- [Stored data]:
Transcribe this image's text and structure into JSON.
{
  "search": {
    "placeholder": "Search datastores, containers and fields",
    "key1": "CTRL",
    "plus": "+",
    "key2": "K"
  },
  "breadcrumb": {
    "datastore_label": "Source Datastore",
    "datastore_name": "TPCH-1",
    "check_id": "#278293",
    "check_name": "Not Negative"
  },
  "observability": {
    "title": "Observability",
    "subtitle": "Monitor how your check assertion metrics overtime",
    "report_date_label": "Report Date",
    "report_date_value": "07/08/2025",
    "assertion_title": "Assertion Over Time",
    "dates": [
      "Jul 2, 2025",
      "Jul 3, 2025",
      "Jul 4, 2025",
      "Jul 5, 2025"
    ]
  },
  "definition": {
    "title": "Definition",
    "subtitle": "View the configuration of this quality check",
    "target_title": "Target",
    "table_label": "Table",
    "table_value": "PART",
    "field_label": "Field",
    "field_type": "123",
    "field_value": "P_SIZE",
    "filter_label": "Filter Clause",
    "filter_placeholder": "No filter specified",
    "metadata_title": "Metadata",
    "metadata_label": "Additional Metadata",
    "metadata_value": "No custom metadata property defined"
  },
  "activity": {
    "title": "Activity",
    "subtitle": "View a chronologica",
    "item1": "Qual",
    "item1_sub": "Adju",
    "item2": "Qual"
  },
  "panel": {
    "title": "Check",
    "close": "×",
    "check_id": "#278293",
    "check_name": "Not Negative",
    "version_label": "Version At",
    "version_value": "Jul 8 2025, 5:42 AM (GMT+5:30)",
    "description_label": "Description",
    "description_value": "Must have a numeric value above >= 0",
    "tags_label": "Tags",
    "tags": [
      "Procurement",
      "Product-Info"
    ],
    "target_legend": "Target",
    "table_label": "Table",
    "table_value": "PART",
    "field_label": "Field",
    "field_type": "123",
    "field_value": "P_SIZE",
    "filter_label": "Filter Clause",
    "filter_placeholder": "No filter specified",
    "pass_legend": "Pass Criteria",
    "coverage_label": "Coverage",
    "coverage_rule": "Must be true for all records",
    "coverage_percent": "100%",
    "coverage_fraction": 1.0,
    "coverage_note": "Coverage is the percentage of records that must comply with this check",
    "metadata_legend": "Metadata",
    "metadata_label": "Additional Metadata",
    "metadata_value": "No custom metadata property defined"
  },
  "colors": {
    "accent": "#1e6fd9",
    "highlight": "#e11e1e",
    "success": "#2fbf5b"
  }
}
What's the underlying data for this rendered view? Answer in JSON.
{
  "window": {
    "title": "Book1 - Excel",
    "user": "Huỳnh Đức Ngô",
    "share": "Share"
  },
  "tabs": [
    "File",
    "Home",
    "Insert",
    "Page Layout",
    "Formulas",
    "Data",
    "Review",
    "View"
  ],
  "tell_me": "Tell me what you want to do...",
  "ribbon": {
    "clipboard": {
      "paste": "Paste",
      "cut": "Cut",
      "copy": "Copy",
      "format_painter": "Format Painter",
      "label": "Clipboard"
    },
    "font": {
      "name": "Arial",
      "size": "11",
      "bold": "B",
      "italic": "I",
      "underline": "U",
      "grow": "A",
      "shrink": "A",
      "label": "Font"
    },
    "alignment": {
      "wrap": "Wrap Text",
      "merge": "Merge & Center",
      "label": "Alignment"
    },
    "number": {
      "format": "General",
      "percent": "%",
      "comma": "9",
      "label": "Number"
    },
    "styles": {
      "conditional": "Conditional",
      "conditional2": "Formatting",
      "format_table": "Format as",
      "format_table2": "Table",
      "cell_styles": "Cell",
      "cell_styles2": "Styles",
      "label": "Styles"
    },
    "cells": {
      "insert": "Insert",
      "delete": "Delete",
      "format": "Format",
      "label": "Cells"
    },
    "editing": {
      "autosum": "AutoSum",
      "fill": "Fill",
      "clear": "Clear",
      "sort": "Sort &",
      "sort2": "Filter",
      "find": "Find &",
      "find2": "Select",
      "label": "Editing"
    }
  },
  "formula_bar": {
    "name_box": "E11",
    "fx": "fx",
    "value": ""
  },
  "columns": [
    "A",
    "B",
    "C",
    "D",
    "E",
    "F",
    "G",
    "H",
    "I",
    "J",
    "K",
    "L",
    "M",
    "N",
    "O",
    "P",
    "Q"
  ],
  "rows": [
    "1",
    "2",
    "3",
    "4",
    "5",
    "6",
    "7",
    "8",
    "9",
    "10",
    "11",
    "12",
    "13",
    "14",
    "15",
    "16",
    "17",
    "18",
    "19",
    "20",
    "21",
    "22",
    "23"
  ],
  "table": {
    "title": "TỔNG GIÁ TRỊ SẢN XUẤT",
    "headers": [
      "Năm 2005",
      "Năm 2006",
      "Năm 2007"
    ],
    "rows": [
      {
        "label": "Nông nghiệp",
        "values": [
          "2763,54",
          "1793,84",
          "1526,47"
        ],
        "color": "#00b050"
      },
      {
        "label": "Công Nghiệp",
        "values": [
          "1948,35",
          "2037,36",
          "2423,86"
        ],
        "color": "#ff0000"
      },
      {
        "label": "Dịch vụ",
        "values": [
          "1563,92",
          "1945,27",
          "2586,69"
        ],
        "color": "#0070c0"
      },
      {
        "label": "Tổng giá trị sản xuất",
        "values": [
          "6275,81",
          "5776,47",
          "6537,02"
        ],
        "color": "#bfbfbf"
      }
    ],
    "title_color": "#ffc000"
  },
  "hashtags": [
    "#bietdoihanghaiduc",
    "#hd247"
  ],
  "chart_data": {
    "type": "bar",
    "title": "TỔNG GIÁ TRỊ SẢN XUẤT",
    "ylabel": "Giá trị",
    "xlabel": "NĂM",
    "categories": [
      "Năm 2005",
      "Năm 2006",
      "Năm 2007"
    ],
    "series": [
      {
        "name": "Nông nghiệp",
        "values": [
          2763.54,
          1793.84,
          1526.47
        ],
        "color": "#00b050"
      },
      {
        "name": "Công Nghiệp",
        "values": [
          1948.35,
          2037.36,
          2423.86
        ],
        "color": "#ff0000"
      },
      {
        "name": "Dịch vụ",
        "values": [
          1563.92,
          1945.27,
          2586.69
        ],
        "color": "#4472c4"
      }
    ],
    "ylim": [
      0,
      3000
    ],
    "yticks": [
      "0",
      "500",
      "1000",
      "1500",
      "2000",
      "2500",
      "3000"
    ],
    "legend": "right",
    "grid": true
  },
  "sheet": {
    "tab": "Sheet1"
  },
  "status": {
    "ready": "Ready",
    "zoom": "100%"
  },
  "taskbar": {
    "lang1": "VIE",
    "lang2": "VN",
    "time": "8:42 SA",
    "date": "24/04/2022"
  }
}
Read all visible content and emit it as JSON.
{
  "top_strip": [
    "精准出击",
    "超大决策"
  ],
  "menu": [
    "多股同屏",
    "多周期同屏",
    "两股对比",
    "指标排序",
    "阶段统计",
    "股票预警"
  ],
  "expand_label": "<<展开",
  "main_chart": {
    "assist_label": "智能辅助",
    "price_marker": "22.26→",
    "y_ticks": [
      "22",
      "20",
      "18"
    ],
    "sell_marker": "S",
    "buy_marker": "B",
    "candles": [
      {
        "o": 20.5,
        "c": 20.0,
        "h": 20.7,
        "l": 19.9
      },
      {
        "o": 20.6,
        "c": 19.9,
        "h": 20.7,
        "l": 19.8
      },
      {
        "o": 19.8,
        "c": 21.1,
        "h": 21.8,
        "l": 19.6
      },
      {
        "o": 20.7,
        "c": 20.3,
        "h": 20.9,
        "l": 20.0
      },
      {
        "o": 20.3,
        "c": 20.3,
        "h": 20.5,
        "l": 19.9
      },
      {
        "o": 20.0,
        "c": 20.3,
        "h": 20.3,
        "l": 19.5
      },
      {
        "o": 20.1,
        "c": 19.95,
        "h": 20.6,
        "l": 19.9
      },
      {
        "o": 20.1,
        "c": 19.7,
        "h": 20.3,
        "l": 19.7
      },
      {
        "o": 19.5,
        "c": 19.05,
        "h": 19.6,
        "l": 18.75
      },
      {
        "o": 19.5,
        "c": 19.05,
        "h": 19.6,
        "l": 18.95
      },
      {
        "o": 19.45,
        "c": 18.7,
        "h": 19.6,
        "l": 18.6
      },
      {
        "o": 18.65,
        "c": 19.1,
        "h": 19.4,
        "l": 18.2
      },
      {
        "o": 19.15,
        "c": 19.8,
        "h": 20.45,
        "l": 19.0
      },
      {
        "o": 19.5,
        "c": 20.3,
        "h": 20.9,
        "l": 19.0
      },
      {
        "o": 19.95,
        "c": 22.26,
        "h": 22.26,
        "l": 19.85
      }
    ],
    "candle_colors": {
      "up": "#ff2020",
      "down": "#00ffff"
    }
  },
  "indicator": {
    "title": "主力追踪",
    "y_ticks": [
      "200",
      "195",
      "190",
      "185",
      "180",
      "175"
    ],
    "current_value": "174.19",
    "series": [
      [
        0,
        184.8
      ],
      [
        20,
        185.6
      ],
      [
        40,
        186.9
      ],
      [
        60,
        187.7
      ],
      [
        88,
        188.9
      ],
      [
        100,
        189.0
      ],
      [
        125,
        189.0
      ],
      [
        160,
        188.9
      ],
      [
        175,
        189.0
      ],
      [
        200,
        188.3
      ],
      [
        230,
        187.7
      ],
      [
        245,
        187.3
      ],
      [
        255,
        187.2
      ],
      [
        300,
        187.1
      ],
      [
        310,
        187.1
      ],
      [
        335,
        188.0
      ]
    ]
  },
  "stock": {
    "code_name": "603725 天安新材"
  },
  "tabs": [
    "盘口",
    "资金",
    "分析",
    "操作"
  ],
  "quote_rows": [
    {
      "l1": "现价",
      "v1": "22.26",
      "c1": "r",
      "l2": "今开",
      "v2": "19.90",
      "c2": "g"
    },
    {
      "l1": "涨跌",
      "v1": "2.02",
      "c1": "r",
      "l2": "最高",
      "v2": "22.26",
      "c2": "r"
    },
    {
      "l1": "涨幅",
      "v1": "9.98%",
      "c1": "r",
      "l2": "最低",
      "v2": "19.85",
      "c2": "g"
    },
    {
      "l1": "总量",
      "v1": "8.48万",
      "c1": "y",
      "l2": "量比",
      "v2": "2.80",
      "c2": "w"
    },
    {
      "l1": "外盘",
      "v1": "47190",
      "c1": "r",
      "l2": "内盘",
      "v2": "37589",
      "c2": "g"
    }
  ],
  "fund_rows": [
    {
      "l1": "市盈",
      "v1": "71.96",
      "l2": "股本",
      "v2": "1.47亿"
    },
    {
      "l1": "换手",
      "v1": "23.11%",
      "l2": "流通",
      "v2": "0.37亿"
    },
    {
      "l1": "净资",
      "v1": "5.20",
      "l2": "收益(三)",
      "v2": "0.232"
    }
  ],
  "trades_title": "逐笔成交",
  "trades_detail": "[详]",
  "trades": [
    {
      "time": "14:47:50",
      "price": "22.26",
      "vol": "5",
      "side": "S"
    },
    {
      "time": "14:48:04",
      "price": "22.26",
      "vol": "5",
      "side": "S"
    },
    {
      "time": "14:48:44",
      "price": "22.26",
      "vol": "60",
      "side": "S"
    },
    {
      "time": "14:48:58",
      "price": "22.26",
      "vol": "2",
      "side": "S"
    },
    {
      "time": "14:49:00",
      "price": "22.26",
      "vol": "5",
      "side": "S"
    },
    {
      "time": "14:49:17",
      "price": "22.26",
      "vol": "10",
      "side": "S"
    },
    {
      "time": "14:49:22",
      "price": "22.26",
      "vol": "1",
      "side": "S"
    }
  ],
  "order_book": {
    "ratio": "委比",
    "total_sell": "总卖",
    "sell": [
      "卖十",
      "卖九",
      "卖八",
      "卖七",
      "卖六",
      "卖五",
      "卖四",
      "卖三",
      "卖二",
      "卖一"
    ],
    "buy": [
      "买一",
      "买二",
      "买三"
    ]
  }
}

- [TASK GOAL]:
Gather from the entries above all lines that include the string "this".

- [RESULT]:
Transcribe this image's text and structure into JSON.
    "subtitle": "View the configuration of this quality check",
    "coverage_note": "Coverage is the percentage of records that must comply with this check",
What's the underlying data for this rendered view? Answer in JSON.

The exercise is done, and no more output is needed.